'''

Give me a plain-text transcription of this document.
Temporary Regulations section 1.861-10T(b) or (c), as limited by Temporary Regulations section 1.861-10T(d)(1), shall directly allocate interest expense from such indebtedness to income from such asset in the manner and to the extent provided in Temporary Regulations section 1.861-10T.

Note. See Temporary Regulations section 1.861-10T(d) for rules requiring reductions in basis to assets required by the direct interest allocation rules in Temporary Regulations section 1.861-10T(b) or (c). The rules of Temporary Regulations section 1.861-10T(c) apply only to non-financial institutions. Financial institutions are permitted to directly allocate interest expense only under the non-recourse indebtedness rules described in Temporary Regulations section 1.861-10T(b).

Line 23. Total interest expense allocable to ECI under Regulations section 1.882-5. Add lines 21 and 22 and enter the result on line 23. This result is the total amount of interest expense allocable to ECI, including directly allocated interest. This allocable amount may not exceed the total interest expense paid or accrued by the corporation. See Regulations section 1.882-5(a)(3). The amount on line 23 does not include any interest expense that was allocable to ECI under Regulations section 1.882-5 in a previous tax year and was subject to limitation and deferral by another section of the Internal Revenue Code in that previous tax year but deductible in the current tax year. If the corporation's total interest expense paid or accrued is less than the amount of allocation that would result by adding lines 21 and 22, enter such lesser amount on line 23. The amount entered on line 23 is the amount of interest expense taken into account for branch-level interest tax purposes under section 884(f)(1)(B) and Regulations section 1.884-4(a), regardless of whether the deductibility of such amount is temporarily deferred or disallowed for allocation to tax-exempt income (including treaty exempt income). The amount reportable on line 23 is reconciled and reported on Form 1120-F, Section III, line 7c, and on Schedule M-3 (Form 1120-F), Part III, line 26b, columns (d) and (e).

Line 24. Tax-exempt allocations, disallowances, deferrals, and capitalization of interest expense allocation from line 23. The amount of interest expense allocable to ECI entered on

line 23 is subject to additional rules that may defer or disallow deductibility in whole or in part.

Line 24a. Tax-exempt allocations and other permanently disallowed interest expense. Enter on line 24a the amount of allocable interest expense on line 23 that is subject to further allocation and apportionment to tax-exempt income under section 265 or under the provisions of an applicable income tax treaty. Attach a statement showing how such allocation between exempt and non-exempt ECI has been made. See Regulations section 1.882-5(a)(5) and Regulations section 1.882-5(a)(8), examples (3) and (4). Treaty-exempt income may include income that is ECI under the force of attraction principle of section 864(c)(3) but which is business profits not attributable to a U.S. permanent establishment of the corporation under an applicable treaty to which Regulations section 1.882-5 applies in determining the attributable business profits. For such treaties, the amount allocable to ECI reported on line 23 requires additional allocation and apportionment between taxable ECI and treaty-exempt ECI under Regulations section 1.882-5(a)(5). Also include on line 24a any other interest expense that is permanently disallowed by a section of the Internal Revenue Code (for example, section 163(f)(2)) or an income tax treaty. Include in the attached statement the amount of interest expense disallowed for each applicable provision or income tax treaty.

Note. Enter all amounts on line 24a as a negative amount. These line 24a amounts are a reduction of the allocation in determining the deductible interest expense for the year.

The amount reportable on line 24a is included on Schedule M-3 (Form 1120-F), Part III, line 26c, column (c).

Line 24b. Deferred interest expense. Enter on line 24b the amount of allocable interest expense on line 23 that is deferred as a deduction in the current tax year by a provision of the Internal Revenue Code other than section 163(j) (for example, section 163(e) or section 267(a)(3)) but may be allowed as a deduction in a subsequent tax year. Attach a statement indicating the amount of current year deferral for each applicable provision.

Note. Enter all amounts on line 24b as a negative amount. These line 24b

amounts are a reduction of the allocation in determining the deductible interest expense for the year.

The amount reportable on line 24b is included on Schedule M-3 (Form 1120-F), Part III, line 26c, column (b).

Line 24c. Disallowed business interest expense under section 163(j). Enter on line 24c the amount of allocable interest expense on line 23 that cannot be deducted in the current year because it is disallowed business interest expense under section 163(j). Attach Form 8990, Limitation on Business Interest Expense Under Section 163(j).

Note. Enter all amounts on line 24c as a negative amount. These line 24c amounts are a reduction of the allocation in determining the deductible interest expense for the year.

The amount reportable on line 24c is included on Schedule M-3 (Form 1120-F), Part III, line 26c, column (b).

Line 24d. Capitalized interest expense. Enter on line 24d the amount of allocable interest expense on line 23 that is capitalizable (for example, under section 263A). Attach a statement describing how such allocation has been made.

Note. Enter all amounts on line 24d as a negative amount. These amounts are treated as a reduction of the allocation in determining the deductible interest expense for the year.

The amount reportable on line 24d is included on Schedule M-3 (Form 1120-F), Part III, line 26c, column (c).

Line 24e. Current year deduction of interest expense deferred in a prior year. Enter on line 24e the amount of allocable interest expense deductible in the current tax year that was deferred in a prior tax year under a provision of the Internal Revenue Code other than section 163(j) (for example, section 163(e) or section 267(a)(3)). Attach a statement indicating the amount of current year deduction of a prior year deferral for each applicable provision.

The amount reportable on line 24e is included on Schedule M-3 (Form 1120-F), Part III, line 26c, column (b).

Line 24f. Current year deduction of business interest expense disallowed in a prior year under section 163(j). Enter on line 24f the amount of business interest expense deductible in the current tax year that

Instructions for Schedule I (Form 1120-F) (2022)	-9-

'''

State only the count of lines above that hold the string "from".

2